Your objective = Find the line that contains "Convert this document image to plain text." in the entries below. Restate it and every line after it, word for word, with no pictures.

::::::

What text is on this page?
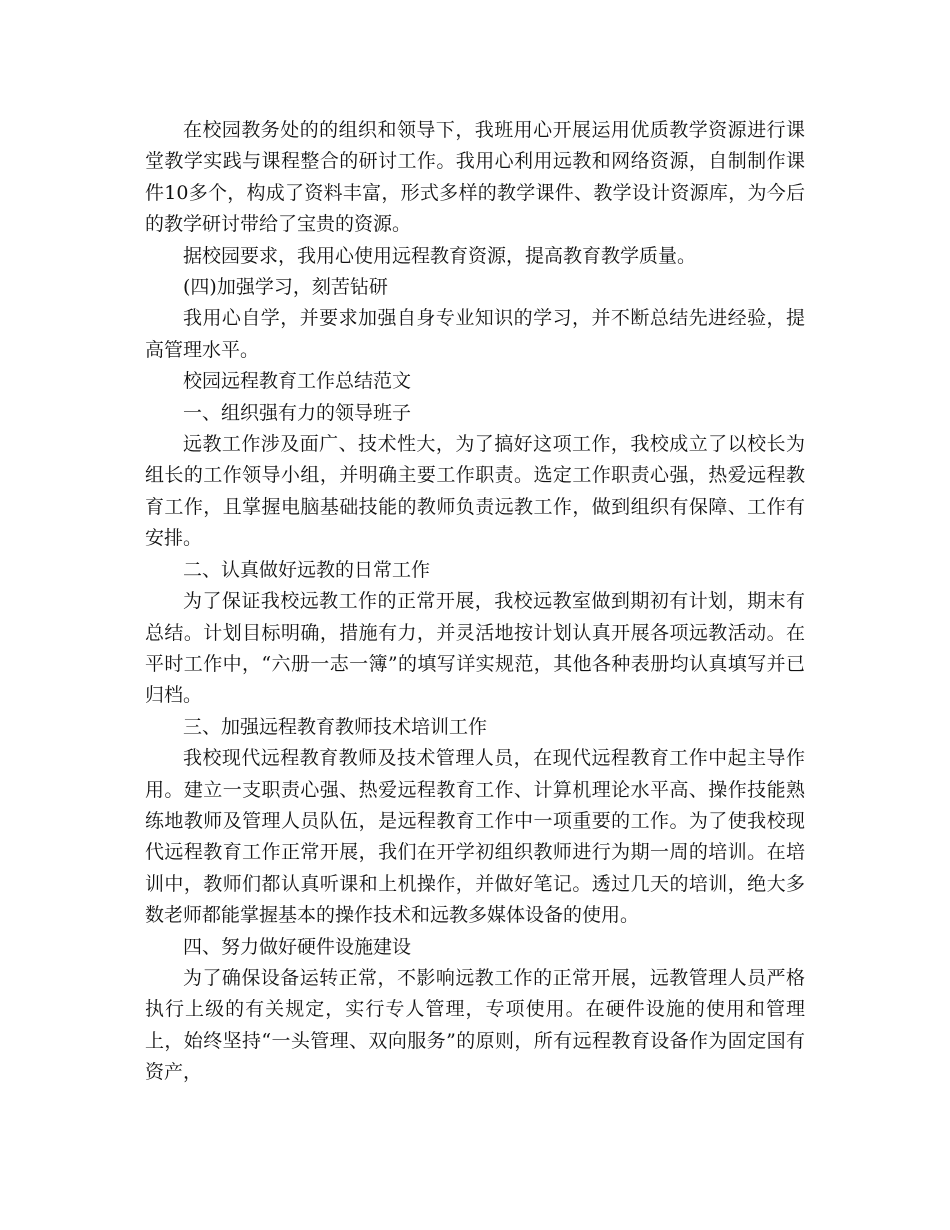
在校园教务处的的组织和领导下，我班用心开展运用优质教学资源进行课堂教学实践与课程整合的研讨工作。我用心利用远教和网络资源，自制制作课件10多个，构成了资料丰富，形式多样的教学课件、教学设计资源库，为今后的教学研讨带给了宝贵的资源。

据校园要求，我用心使用远程教育资源，提高教育教学质量。

(四)加强学习，刻苦钻研

我用心自学，并要求加强自身专业知识的学习，并不断总结先进经验，提高管理水平。

校园远程教育工作总结范文

一、组织强有力的领导班子

远教工作涉及面广、技术性大，为了搞好这项工作，我校成立了以校长为组长的工作领导小组，并明确主要工作职责。选定工作职责心强，热爱远程教育工作，且掌握电脑基础技能的教师负责远教工作，做到组织有保障、工作有安排。

二、认真做好远教的日常工作

为了保证我校远教工作的正常开展，我校远教室做到期初有计划，期末有总结。计划目标明确，措施有力，并灵活地按计划认真开展各项远教活动。在平时工作中，“六册一志一簿”的填写详实规范，其他各种表册均认真填写并已归档。

三、加强远程教育教师技术培训工作

我校现代远程教育教师及技术管理人员，在现代远程教育工作中起主导作用。建立一支职责心强、热爱远程教育工作、计算机理论水平高、操作技能熟练地教师及管理人员队伍，是远程教育工作中一项重要的工作。为了使我校现代远程教育工作正常开展，我们在开学初组织教师进行为期一周的培训。在培训中，教师们都认真听课和上机操作，并做好笔记。透过几天的培训，绝大多数老师都能掌握基本的操作技术和远教多媒体设备的使用。

四、努力做好硬件设施建设

为了确保设备运转正常，不影响远教工作的正常开展，远教管理人员严格执行上级的有关规定，实行专人管理，专项使用。在硬件设施的使用和管理上，始终坚持“一头管理、双向服务”的原则，所有远程教育设备作为固定国有资产，
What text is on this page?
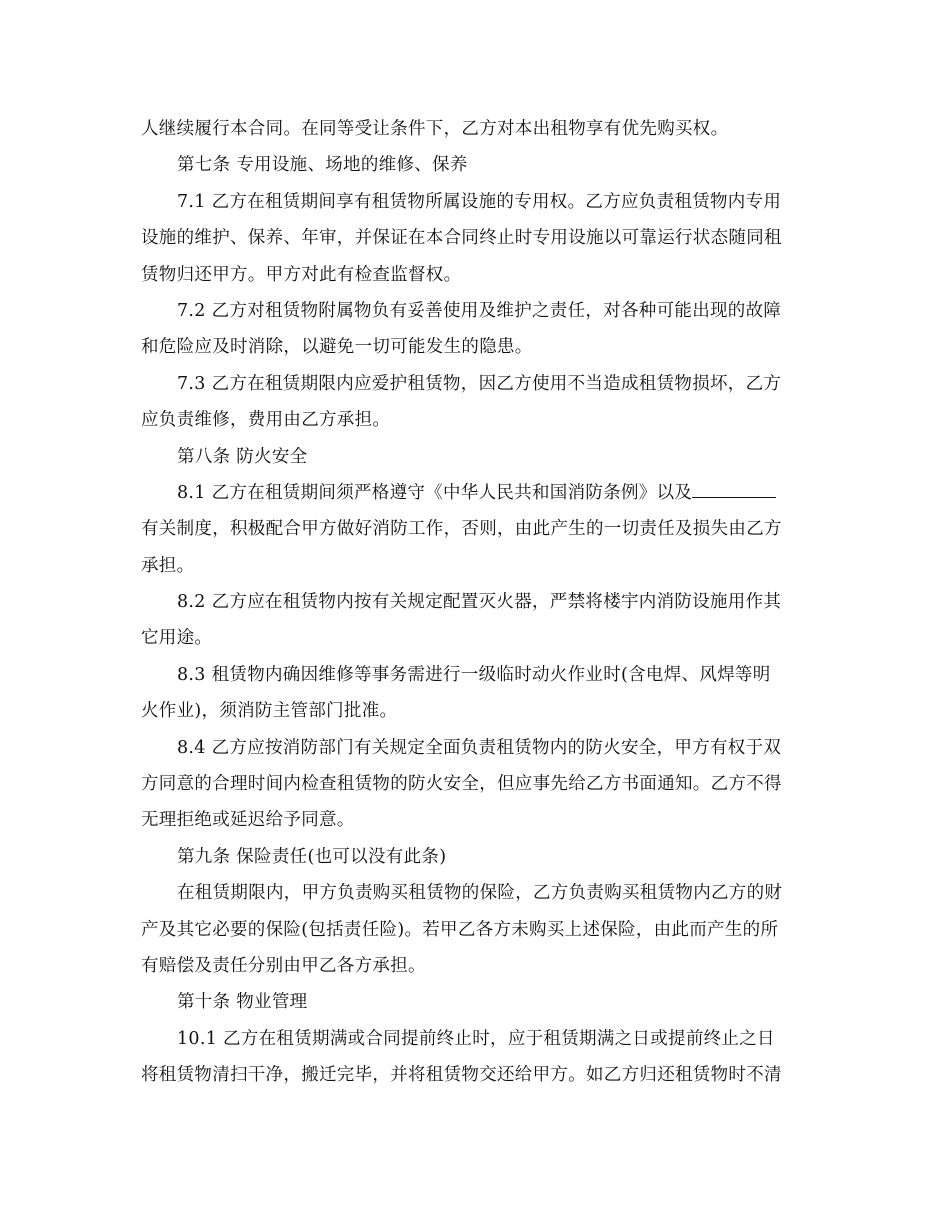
人继续履行本合同。在同等受让条件下，乙方对本出租物享有优先购买权。
第七条 专用设施、场地的维修、保养
7.1 乙方在租赁期间享有租赁物所属设施的专用权。乙方应负责租赁物内专用
设施的维护、保养、年审，并保证在本合同终止时专用设施以可靠运行状态随同租
赁物归还甲方。甲方对此有检查监督权。
7.2 乙方对租赁物附属物负有妥善使用及维护之责任，对各种可能出现的故障
和危险应及时消除，以避免一切可能发生的隐患。
7.3 乙方在租赁期限内应爱护租赁物，因乙方使用不当造成租赁物损坏，乙方
应负责维修，费用由乙方承担。
第八条 防火安全
8.1 乙方在租赁期间须严格遵守《中华人民共和国消防条例》以及
有关制度，积极配合甲方做好消防工作，否则，由此产生的一切责任及损失由乙方
承担。
8.2 乙方应在租赁物内按有关规定配置灭火器，严禁将楼宇内消防设施用作其
它用途。
8.3 租赁物内确因维修等事务需进行一级临时动火作业时(含电焊、风焊等明
火作业)，须消防主管部门批准。
8.4 乙方应按消防部门有关规定全面负责租赁物内的防火安全，甲方有权于双
方同意的合理时间内检查租赁物的防火安全，但应事先给乙方书面通知。乙方不得
无理拒绝或延迟给予同意。
第九条 保险责任(也可以没有此条)
在租赁期限内，甲方负责购买租赁物的保险，乙方负责购买租赁物内乙方的财
产及其它必要的保险(包括责任险)。若甲乙各方未购买上述保险，由此而产生的所
有赔偿及责任分别由甲乙各方承担。
第十条 物业管理
10.1 乙方在租赁期满或合同提前终止时，应于租赁期满之日或提前终止之日
将租赁物清扫干净，搬迁完毕，并将租赁物交还给甲方。如乙方归还租赁物时不清
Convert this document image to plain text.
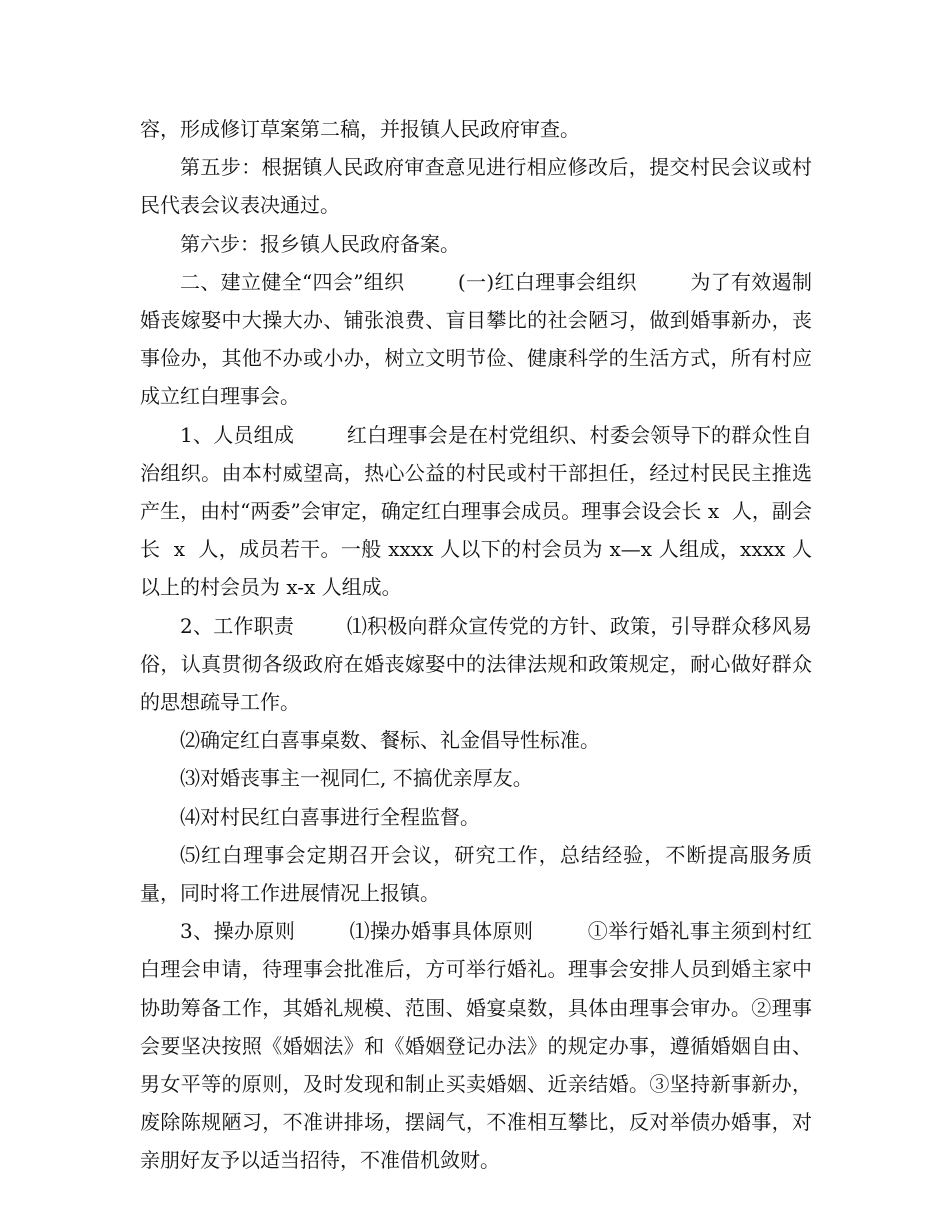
容，形成修订草案第二稿，并报镇人民政府审查。

第五步：根据镇人民政府审查意见进行相应修改后，提交村民会议或村民代表会议表决通过。

第六步：报乡镇人民政府备案。

二、建立健全“四会”组织        (一)红白理事会组织        为了有效遏制婚丧嫁娶中大操大办、铺张浪费、盲目攀比的社会陋习，做到婚事新办，丧事俭办，其他不办或小办，树立文明节俭、健康科学的生活方式，所有村应成立红白理事会。

1、人员组成        红白理事会是在村党组织、村委会领导下的群众性自治组织。由本村威望高，热心公益的村民或村干部担任，经过村民民主推选产生，由村“两委”会审定，确定红白理事会成员。理事会设会长 x  人，副会长  x  人，成员若干。一般 xxxx 人以下的村会员为 x—x 人组成，xxxx 人以上的村会员为 x-x 人组成。

2、工作职责        ⑴积极向群众宣传党的方针、政策，引导群众移风易俗，认真贯彻各级政府在婚丧嫁娶中的法律法规和政策规定，耐心做好群众的思想疏导工作。

⑵确定红白喜事桌数、餐标、礼金倡导性标准。

⑶对婚丧事主一视同仁, 不搞优亲厚友。

⑷对村民红白喜事进行全程监督。

⑸红白理事会定期召开会议，研究工作，总结经验，不断提高服务质量，同时将工作进展情况上报镇。

3、操办原则        ⑴操办婚事具体原则        ①举行婚礼事主须到村红白理会申请，待理事会批准后，方可举行婚礼。理事会安排人员到婚主家中协助筹备工作，其婚礼规模、范围、婚宴桌数，具体由理事会审办。②理事会要坚决按照《婚姻法》和《婚姻登记办法》的规定办事，遵循婚姻自由、男女平等的原则，及时发现和制止买卖婚姻、近亲结婚。③坚持新事新办，废除陈规陋习，不准讲排场，摆阔气，不准相互攀比，反对举债办婚事，对亲朋好友予以适当招待，不准借机敛财。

::::::

Correct output =
Convert this document image to plain text.
容，形成修订草案第二稿，并报镇人民政府审查。

第五步：根据镇人民政府审查意见进行相应修改后，提交村民会议或村民代表会议表决通过。

第六步：报乡镇人民政府备案。

二、建立健全“四会”组织        (一)红白理事会组织        为了有效遏制婚丧嫁娶中大操大办、铺张浪费、盲目攀比的社会陋习，做到婚事新办，丧事俭办，其他不办或小办，树立文明节俭、健康科学的生活方式，所有村应成立红白理事会。

1、人员组成        红白理事会是在村党组织、村委会领导下的群众性自治组织。由本村威望高，热心公益的村民或村干部担任，经过村民民主推选产生，由村“两委”会审定，确定红白理事会成员。理事会设会长 x  人，副会长  x  人，成员若干。一般 xxxx 人以下的村会员为 x—x 人组成，xxxx 人以上的村会员为 x-x 人组成。

2、工作职责        ⑴积极向群众宣传党的方针、政策，引导群众移风易俗，认真贯彻各级政府在婚丧嫁娶中的法律法规和政策规定，耐心做好群众的思想疏导工作。

⑵确定红白喜事桌数、餐标、礼金倡导性标准。

⑶对婚丧事主一视同仁, 不搞优亲厚友。

⑷对村民红白喜事进行全程监督。

⑸红白理事会定期召开会议，研究工作，总结经验，不断提高服务质量，同时将工作进展情况上报镇。

3、操办原则        ⑴操办婚事具体原则        ①举行婚礼事主须到村红白理会申请，待理事会批准后，方可举行婚礼。理事会安排人员到婚主家中协助筹备工作，其婚礼规模、范围、婚宴桌数，具体由理事会审办。②理事会要坚决按照《婚姻法》和《婚姻登记办法》的规定办事，遵循婚姻自由、男女平等的原则，及时发现和制止买卖婚姻、近亲结婚。③坚持新事新办，废除陈规陋习，不准讲排场，摆阔气，不准相互攀比，反对举债办婚事，对亲朋好友予以适当招待，不准借机敛财。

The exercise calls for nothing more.